### [EXERCISE GOAL]
Wherever a line below holds the word "Grafik", copy that line.

### [PROVIDED RECORDS]

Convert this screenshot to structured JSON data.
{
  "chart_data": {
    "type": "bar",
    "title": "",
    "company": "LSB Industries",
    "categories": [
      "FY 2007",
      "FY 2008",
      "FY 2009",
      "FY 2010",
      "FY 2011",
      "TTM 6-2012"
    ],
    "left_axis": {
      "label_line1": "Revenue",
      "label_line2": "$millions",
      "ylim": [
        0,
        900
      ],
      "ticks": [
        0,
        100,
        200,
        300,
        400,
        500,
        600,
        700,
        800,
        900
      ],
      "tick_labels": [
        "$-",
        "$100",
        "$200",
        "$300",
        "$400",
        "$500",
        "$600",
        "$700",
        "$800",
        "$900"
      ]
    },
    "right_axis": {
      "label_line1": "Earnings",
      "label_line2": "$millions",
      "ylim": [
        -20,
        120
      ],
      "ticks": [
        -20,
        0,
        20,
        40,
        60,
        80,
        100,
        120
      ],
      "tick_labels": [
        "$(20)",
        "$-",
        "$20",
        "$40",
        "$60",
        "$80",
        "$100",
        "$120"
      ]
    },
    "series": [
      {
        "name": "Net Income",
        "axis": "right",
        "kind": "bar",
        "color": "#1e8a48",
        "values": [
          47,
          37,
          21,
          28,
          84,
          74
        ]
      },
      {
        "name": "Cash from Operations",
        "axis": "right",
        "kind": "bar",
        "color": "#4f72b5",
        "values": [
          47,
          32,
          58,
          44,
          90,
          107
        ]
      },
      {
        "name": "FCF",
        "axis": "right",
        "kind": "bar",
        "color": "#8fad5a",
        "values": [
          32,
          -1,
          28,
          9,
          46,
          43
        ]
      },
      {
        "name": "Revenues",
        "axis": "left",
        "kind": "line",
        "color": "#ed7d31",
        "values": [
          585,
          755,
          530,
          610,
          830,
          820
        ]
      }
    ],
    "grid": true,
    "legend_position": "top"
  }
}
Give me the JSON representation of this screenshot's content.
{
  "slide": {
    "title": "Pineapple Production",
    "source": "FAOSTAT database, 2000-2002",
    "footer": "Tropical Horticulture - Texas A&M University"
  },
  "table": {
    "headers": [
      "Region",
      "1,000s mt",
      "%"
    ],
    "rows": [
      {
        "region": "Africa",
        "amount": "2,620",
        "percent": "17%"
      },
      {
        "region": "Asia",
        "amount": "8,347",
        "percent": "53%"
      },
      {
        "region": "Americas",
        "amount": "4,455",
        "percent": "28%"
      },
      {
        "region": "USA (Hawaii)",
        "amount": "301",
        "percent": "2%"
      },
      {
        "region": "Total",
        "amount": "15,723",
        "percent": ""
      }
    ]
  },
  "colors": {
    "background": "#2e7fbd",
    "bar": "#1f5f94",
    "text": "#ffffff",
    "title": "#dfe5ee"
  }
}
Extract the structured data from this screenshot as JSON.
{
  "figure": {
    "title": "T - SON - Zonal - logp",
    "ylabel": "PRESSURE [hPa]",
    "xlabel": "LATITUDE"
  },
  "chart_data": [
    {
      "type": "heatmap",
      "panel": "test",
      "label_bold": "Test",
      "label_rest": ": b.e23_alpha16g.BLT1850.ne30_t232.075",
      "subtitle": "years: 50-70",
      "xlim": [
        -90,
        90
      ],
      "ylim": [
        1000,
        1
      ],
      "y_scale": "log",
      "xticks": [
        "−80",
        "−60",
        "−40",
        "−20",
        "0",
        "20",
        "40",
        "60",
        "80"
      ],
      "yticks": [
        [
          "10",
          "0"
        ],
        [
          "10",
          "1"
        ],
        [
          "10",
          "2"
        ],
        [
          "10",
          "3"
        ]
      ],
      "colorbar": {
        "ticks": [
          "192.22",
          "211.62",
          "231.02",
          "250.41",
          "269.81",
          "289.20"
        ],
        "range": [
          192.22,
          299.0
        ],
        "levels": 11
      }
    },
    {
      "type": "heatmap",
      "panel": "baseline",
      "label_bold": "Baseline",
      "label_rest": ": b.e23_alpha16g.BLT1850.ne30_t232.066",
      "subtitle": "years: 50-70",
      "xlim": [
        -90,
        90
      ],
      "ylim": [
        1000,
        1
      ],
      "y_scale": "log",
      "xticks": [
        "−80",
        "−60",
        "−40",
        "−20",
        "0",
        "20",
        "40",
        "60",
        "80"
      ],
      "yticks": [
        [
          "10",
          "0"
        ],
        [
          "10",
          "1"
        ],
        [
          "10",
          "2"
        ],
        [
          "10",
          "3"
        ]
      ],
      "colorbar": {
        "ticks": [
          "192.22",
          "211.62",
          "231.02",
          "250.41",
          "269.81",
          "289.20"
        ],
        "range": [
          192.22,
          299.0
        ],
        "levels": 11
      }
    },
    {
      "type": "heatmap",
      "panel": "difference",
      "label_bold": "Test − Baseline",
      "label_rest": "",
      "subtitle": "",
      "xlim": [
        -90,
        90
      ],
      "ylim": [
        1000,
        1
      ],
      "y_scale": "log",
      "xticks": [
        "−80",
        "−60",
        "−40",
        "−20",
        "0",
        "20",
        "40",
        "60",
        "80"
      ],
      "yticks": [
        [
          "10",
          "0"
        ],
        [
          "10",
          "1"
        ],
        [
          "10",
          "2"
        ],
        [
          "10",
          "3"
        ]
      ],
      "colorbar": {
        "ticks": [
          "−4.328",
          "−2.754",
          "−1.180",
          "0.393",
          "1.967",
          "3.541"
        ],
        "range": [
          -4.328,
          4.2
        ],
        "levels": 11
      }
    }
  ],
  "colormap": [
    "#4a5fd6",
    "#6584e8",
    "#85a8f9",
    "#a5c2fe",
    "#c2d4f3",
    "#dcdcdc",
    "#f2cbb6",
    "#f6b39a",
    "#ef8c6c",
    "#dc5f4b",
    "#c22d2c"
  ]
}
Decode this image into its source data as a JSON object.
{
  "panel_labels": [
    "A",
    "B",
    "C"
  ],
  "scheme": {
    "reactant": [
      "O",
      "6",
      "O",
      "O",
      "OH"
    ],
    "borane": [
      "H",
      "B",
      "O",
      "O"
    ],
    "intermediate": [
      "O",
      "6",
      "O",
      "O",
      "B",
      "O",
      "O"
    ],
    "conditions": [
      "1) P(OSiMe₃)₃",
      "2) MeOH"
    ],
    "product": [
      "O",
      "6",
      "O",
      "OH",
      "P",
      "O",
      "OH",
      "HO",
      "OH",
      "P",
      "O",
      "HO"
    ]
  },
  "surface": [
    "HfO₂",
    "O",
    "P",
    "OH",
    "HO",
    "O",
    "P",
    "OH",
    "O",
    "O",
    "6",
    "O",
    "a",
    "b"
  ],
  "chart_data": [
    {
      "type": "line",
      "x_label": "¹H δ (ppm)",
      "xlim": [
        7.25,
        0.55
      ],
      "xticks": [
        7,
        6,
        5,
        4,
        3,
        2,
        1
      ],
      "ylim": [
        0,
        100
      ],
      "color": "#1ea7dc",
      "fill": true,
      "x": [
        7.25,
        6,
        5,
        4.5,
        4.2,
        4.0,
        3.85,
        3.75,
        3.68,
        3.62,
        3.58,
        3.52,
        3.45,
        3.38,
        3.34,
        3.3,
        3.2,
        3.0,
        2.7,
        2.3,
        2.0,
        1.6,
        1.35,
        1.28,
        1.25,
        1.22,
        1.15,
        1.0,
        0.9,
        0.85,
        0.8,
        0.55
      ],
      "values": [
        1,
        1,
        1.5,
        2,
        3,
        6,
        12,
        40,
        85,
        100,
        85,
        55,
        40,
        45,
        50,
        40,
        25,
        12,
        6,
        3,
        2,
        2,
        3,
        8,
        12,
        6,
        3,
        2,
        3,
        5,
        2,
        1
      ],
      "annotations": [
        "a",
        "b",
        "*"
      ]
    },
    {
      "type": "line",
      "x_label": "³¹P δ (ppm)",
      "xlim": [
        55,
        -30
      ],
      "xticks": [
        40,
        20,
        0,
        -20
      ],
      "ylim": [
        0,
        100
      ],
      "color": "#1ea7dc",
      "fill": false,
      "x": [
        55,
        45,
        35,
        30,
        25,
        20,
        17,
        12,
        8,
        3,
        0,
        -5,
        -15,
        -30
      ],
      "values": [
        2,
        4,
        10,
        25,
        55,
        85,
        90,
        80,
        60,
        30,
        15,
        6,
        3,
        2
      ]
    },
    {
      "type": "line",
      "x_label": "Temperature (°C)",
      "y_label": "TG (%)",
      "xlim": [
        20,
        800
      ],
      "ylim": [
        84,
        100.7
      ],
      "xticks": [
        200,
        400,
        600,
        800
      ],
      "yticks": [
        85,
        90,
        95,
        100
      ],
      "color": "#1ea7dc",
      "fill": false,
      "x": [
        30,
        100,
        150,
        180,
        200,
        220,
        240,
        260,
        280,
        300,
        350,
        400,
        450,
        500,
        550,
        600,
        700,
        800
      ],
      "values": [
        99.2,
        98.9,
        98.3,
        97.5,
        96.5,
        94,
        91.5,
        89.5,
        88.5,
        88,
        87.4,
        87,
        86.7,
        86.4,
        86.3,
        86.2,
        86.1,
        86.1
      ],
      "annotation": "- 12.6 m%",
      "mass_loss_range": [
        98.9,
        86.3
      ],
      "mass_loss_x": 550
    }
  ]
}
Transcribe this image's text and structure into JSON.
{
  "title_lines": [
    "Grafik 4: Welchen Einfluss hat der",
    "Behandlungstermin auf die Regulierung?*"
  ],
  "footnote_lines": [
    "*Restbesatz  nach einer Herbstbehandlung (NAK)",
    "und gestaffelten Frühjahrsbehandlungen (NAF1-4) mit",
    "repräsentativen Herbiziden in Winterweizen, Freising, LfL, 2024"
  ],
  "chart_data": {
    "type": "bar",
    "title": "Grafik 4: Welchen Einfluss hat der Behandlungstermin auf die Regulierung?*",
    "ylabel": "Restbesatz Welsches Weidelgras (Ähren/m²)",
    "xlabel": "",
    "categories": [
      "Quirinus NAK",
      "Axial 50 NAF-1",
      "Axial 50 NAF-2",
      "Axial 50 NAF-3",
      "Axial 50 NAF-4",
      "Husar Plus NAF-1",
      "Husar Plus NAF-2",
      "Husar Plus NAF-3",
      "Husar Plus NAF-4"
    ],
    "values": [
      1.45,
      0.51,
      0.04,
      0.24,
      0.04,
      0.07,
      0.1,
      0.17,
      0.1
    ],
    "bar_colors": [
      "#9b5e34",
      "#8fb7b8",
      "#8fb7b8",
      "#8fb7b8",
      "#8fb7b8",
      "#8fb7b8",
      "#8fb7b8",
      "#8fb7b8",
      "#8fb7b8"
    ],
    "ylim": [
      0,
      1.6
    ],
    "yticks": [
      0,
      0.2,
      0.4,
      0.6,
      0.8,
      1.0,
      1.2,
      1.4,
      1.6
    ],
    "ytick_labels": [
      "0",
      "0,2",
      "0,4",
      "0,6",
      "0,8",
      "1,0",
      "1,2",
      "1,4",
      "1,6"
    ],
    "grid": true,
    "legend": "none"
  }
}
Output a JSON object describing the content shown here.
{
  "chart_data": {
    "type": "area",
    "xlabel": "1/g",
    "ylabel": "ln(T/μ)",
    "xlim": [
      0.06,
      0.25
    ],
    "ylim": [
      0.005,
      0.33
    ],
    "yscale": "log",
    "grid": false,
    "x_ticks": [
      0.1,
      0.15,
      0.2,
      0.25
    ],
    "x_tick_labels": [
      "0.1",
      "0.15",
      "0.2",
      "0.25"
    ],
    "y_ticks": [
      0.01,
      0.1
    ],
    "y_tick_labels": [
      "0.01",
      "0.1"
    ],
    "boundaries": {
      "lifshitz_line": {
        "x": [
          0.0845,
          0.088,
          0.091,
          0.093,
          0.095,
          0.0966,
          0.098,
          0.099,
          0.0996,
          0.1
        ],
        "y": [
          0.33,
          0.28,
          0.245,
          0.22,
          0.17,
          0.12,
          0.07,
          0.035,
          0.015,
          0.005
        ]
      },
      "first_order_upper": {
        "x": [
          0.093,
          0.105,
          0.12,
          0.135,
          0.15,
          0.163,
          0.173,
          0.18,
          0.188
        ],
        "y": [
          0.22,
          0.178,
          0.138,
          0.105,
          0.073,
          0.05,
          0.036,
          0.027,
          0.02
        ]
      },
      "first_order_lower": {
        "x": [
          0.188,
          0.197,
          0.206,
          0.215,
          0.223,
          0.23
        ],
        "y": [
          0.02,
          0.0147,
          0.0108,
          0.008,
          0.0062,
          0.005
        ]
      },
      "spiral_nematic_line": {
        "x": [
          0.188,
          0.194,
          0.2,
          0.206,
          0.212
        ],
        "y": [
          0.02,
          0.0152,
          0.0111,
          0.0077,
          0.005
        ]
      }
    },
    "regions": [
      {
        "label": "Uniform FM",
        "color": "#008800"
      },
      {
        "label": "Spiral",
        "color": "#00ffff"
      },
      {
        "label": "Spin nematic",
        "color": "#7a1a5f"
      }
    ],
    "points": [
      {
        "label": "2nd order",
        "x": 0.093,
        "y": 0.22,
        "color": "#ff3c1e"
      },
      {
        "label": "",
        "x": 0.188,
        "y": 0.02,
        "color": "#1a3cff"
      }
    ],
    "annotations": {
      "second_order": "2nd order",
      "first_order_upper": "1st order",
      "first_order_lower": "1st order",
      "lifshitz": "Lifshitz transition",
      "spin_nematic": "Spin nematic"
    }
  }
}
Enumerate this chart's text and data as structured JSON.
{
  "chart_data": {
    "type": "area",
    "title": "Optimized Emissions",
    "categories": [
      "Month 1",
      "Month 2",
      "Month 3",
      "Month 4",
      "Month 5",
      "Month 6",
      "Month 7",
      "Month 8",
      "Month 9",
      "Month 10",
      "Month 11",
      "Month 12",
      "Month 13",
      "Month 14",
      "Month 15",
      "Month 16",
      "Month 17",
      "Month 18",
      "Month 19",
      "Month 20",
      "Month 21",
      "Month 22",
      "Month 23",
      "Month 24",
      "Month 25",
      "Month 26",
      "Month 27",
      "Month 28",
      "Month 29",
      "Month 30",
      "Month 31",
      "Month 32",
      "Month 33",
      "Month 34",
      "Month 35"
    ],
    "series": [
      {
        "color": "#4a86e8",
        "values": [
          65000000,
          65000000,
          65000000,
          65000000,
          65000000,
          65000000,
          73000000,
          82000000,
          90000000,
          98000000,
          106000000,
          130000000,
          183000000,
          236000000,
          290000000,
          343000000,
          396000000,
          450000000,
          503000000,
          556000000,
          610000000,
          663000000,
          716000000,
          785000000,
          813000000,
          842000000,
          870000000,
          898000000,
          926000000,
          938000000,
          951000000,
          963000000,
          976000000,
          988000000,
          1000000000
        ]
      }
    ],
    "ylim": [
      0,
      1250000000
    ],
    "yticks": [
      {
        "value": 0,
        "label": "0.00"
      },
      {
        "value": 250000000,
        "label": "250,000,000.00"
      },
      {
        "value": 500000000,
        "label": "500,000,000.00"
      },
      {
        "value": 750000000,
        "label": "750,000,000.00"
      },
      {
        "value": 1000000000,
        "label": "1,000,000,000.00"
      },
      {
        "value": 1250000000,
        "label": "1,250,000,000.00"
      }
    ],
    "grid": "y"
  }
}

### [FINISHED TASK]
    "Grafik 4: Welchen Einfluss hat der",
    "title": "Grafik 4: Welchen Einfluss hat der Behandlungstermin auf die Regulierung?*",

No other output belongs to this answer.